Short exercise -
Where does the string "amplitude" appear in the records? Copy every line that contains it.

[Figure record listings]
** START **
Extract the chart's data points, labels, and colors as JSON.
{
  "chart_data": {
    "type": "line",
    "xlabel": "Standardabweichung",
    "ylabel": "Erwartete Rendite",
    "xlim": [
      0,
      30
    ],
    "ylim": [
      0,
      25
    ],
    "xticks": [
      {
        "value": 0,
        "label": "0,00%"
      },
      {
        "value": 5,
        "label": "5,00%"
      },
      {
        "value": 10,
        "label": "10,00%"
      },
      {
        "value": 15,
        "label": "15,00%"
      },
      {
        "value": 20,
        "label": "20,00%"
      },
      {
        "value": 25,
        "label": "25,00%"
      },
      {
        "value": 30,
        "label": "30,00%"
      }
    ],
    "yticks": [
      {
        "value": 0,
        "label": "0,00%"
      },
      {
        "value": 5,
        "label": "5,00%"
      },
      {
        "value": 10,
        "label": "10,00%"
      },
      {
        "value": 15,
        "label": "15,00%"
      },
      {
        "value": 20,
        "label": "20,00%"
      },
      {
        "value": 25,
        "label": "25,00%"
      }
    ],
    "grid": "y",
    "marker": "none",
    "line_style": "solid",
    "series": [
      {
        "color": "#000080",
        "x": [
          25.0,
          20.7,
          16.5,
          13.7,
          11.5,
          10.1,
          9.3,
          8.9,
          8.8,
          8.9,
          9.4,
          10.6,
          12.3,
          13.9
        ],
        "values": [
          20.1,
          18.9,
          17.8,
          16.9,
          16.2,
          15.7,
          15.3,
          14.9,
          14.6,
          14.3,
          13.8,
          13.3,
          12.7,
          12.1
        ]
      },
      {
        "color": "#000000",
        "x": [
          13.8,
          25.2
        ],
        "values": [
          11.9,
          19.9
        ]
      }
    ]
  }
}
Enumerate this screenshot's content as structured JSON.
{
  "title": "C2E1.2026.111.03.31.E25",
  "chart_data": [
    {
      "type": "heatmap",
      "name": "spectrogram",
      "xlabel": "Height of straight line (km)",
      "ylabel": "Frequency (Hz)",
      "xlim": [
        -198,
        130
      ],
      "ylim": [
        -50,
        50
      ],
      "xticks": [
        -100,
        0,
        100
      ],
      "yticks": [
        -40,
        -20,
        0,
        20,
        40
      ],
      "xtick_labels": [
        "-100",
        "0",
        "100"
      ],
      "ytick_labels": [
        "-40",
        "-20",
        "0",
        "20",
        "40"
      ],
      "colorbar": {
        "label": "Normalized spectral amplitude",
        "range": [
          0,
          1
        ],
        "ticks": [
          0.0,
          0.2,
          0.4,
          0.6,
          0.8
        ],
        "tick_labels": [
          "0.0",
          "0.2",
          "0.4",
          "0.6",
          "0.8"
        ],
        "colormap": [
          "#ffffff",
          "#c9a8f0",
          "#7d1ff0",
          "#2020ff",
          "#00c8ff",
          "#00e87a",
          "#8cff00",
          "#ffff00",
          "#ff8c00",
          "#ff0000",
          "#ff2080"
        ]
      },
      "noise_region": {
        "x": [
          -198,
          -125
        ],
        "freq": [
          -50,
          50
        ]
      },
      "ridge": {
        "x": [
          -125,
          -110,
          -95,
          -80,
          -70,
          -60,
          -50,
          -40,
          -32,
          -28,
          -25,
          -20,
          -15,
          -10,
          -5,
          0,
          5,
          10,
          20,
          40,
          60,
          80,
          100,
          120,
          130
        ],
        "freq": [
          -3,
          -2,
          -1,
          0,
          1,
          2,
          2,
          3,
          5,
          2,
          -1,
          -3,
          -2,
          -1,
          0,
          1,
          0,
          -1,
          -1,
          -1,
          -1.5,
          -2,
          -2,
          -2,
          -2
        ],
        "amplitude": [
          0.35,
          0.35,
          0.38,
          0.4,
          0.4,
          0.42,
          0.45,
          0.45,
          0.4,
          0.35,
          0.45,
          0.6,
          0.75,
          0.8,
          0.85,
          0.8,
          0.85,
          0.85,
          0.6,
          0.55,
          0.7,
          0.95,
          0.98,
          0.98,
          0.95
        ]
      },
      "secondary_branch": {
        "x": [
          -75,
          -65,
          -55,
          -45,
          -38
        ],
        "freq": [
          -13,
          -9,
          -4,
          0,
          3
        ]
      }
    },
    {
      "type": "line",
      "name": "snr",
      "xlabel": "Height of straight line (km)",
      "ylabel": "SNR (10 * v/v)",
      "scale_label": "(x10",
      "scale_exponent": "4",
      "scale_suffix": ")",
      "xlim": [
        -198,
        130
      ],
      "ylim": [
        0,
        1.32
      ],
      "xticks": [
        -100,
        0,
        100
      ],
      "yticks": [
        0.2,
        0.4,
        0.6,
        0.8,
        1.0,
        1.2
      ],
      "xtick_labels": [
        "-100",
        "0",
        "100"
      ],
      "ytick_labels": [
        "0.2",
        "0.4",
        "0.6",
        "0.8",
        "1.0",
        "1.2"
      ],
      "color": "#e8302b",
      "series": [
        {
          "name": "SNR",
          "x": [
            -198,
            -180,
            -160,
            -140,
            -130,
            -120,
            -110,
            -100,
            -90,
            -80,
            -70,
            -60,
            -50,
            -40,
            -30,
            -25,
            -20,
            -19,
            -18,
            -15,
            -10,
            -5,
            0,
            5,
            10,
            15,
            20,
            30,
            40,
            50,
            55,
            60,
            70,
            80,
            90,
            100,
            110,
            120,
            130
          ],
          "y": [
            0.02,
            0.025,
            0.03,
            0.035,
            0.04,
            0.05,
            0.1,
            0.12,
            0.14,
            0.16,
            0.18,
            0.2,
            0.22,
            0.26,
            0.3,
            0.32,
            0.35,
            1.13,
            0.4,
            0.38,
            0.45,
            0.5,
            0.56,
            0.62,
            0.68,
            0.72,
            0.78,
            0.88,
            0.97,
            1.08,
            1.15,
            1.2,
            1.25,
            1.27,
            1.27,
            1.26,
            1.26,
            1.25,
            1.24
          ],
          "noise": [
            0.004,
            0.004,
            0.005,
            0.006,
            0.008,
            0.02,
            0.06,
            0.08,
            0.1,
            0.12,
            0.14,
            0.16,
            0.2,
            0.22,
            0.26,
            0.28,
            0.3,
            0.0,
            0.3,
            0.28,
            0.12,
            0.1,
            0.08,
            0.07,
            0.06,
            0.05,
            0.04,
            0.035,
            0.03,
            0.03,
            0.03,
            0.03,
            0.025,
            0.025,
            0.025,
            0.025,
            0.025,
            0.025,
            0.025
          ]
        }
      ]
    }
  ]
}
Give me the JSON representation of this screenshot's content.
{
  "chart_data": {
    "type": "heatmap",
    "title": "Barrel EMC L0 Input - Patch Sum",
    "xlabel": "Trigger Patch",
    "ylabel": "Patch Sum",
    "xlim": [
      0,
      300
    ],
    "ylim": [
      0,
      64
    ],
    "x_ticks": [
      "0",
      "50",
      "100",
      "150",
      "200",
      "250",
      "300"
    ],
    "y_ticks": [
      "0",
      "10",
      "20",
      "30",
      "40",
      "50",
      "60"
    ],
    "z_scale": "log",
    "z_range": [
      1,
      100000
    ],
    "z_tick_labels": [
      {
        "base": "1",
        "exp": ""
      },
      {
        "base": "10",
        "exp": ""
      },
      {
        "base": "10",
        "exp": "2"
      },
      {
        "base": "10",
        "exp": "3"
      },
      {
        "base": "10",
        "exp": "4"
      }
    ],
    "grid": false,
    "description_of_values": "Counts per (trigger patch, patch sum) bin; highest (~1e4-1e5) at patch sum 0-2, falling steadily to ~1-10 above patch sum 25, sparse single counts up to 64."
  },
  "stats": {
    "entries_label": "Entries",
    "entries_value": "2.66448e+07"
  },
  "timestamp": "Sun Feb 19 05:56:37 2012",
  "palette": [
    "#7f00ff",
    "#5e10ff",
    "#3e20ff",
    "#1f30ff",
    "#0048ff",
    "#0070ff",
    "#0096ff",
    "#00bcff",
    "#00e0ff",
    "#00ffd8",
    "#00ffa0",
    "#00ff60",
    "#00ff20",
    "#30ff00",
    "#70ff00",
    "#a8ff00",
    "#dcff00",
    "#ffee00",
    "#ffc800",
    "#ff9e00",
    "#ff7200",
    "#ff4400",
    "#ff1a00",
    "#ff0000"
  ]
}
** END **
Answer for this exercise -
        "label": "Normalized spectral amplitude",
        "amplitude": [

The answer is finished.